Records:
(begin)

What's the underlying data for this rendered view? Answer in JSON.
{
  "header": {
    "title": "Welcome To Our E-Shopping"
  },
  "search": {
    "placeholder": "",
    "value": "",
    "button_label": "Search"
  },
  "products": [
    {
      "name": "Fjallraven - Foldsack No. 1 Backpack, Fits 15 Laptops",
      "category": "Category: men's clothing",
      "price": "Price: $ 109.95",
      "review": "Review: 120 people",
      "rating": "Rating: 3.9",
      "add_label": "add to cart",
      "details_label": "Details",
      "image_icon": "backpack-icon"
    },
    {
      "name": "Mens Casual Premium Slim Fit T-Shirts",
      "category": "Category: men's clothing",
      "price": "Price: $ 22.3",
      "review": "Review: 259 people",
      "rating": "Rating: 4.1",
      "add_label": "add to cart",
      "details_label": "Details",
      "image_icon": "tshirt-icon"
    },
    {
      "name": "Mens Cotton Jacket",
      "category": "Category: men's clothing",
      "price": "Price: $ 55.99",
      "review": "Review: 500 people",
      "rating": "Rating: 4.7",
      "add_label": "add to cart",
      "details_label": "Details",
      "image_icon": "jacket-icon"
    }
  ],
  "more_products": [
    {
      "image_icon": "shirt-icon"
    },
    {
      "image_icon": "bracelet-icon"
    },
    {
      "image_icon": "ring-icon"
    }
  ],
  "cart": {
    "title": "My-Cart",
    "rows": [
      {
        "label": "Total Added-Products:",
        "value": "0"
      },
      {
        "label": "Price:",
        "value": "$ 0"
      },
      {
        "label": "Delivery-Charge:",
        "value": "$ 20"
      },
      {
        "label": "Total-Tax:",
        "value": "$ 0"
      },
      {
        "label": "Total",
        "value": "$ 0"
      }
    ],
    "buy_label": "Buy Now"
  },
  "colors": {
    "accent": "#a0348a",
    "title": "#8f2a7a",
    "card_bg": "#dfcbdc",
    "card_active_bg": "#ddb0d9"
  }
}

(end)

To be done:
Can you give every line above again, exactly as written?

Response for this exercise:
What's the underlying data for this rendered view? Answer in JSON.
{
  "header": {
    "title": "Welcome To Our E-Shopping"
  },
  "search": {
    "placeholder": "",
    "value": "",
    "button_label": "Search"
  },
  "products": [
    {
      "name": "Fjallraven - Foldsack No. 1 Backpack, Fits 15 Laptops",
      "category": "Category: men's clothing",
      "price": "Price: $ 109.95",
      "review": "Review: 120 people",
      "rating": "Rating: 3.9",
      "add_label": "add to cart",
      "details_label": "Details",
      "image_icon": "backpack-icon"
    },
    {
      "name": "Mens Casual Premium Slim Fit T-Shirts",
      "category": "Category: men's clothing",
      "price": "Price: $ 22.3",
      "review": "Review: 259 people",
      "rating": "Rating: 4.1",
      "add_label": "add to cart",
      "details_label": "Details",
      "image_icon": "tshirt-icon"
    },
    {
      "name": "Mens Cotton Jacket",
      "category": "Category: men's clothing",
      "price": "Price: $ 55.99",
      "review": "Review: 500 people",
      "rating": "Rating: 4.7",
      "add_label": "add to cart",
      "details_label": "Details",
      "image_icon": "jacket-icon"
    }
  ],
  "more_products": [
    {
      "image_icon": "shirt-icon"
    },
    {
      "image_icon": "bracelet-icon"
    },
    {
      "image_icon": "ring-icon"
    }
  ],
  "cart": {
    "title": "My-Cart",
    "rows": [
      {
        "label": "Total Added-Products:",
        "value": "0"
      },
      {
        "label": "Price:",
        "value": "$ 0"
      },
      {
        "label": "Delivery-Charge:",
        "value": "$ 20"
      },
      {
        "label": "Total-Tax:",
        "value": "$ 0"
      },
      {
        "label": "Total",
        "value": "$ 0"
      }
    ],
    "buy_label": "Buy Now"
  },
  "colors": {
    "accent": "#a0348a",
    "title": "#8f2a7a",
    "card_bg": "#dfcbdc",
    "card_active_bg": "#ddb0d9"
  }
}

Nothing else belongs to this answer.